→ SHORT TASK:
Transcribe every line of the listing below without any deviation.

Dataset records
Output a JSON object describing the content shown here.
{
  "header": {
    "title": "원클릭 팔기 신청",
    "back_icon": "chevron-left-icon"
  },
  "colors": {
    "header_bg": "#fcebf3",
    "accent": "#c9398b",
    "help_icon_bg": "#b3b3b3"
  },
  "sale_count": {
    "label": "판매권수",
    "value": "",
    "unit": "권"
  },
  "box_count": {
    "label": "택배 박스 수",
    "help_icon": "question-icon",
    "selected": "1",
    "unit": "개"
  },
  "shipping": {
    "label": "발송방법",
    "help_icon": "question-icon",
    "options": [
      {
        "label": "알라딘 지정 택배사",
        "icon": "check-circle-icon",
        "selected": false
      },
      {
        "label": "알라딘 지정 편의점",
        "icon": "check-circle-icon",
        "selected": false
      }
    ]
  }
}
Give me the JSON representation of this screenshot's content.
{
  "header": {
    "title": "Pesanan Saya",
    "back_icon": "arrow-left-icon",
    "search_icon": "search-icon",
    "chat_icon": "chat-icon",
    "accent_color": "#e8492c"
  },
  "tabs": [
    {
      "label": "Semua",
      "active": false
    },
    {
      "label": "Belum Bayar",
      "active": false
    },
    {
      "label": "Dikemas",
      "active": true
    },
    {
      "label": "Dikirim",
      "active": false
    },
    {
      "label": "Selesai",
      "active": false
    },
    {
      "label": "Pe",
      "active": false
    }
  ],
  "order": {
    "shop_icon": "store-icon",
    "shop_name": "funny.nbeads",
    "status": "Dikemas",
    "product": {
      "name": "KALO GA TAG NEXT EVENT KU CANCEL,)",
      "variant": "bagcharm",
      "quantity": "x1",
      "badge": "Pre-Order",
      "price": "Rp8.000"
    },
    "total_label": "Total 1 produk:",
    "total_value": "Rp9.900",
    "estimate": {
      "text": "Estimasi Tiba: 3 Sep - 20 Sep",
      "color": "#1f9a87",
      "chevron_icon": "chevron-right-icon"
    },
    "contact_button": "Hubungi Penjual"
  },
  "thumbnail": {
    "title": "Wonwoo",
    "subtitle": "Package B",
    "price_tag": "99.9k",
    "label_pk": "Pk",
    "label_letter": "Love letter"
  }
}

→ RESPONSE:
Output a JSON object describing the content shown here.
{
  "header": {
    "title": "원클릭 팔기 신청",
    "back_icon": "chevron-left-icon"
  },
  "colors": {
    "header_bg": "#fcebf3",
    "accent": "#c9398b",
    "help_icon_bg": "#b3b3b3"
  },
  "sale_count": {
    "label": "판매권수",
    "value": "",
    "unit": "권"
  },
  "box_count": {
    "label": "택배 박스 수",
    "help_icon": "question-icon",
    "selected": "1",
    "unit": "개"
  },
  "shipping": {
    "label": "발송방법",
    "help_icon": "question-icon",
    "options": [
      {
        "label": "알라딘 지정 택배사",
        "icon": "check-circle-icon",
        "selected": false
      },
      {
        "label": "알라딘 지정 편의점",
        "icon": "check-circle-icon",
        "selected": false
      }
    ]
  }
}
Give me the JSON representation of this screenshot's content.
{
  "header": {
    "title": "Pesanan Saya",
    "back_icon": "arrow-left-icon",
    "search_icon": "search-icon",
    "chat_icon": "chat-icon",
    "accent_color": "#e8492c"
  },
  "tabs": [
    {
      "label": "Semua",
      "active": false
    },
    {
      "label": "Belum Bayar",
      "active": false
    },
    {
      "label": "Dikemas",
      "active": true
    },
    {
      "label": "Dikirim",
      "active": false
    },
    {
      "label": "Selesai",
      "active": false
    },
    {
      "label": "Pe",
      "active": false
    }
  ],
  "order": {
    "shop_icon": "store-icon",
    "shop_name": "funny.nbeads",
    "status": "Dikemas",
    "product": {
      "name": "KALO GA TAG NEXT EVENT KU CANCEL,)",
      "variant": "bagcharm",
      "quantity": "x1",
      "badge": "Pre-Order",
      "price": "Rp8.000"
    },
    "total_label": "Total 1 produk:",
    "total_value": "Rp9.900",
    "estimate": {
      "text": "Estimasi Tiba: 3 Sep - 20 Sep",
      "color": "#1f9a87",
      "chevron_icon": "chevron-right-icon"
    },
    "contact_button": "Hubungi Penjual"
  },
  "thumbnail": {
    "title": "Wonwoo",
    "subtitle": "Package B",
    "price_tag": "99.9k",
    "label_pk": "Pk",
    "label_letter": "Love letter"
  }
}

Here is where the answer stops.